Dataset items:

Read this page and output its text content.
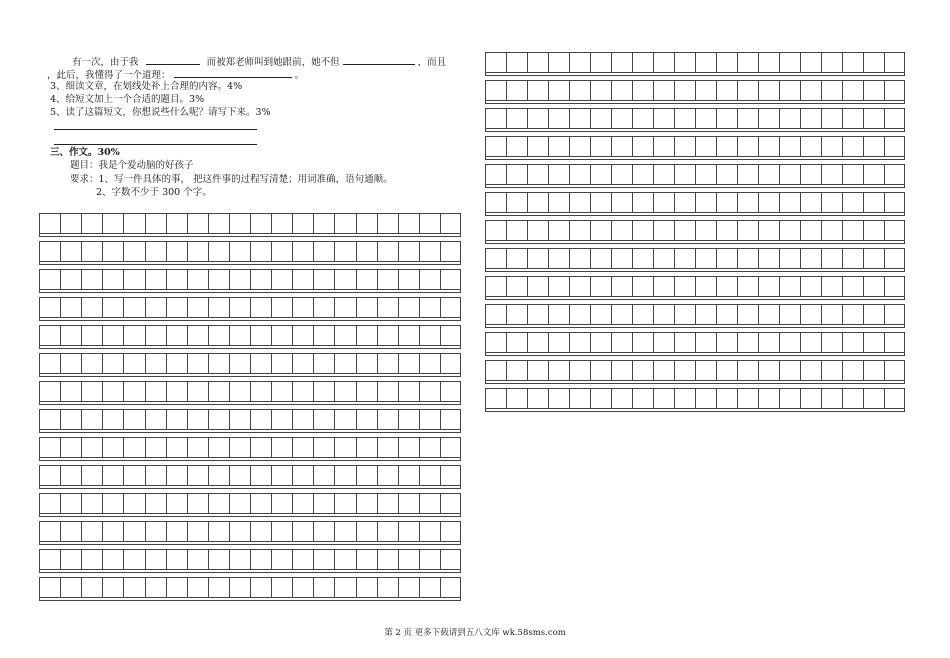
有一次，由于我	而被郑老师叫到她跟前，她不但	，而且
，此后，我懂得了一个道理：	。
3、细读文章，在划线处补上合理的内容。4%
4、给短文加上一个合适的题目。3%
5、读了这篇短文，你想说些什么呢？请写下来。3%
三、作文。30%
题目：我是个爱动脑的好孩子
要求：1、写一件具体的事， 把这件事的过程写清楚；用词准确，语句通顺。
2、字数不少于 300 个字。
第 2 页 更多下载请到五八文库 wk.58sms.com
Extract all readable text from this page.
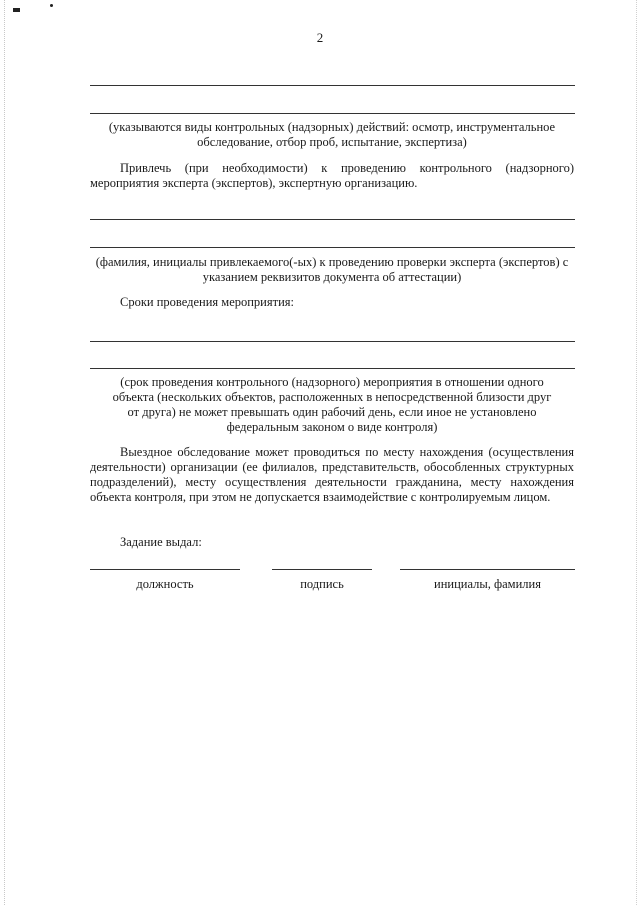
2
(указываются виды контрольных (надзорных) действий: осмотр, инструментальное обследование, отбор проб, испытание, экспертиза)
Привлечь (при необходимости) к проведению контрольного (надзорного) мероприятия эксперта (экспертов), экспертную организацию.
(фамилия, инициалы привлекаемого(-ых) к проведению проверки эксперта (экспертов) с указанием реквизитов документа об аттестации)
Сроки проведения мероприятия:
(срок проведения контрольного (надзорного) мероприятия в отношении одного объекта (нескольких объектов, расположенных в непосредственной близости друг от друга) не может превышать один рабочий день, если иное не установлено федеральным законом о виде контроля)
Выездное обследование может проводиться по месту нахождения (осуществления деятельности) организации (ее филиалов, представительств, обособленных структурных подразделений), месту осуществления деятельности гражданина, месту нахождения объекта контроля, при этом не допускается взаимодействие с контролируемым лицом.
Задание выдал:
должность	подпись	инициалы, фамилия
---
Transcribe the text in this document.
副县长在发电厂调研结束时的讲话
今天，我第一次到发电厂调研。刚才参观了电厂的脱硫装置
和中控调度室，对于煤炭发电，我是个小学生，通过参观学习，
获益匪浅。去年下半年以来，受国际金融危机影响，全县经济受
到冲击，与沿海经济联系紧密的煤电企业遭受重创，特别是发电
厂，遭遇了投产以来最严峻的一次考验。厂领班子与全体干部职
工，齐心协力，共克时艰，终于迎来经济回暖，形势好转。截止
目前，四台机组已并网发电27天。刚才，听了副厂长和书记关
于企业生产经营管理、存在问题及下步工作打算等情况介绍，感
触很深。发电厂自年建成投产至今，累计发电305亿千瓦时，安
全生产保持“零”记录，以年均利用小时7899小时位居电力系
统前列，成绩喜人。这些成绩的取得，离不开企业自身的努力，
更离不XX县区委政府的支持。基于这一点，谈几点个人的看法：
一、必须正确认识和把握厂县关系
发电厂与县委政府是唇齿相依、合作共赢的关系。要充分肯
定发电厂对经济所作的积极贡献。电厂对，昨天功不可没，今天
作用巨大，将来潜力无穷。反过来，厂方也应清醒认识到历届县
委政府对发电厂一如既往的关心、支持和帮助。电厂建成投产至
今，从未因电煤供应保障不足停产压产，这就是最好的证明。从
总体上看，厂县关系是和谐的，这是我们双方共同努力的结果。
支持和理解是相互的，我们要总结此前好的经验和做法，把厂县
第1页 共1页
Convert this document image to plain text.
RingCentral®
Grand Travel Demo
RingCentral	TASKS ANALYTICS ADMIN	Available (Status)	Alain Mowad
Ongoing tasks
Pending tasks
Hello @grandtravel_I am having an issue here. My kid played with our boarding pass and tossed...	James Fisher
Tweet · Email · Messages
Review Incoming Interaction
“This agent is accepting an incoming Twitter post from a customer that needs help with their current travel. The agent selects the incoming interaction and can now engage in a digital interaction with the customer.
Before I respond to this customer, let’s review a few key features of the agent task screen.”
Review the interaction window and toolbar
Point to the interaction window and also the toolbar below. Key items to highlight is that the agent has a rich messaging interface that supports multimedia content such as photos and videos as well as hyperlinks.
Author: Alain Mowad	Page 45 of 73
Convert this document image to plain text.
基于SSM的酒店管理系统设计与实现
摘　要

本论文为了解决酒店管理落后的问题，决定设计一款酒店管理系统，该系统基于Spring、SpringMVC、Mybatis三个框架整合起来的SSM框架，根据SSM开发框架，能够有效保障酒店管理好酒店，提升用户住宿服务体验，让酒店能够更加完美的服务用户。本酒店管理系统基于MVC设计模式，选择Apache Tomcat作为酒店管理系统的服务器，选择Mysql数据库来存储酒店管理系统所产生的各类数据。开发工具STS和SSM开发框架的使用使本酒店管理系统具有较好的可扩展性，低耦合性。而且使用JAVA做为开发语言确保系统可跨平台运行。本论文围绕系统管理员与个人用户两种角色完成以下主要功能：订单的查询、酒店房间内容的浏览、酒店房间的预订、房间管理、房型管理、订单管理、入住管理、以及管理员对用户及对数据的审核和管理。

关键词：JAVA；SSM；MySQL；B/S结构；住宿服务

DIRECTION
Tally how many lines of the data include the word "with". Write the number and nothing else.

OUTPUT BELOW
2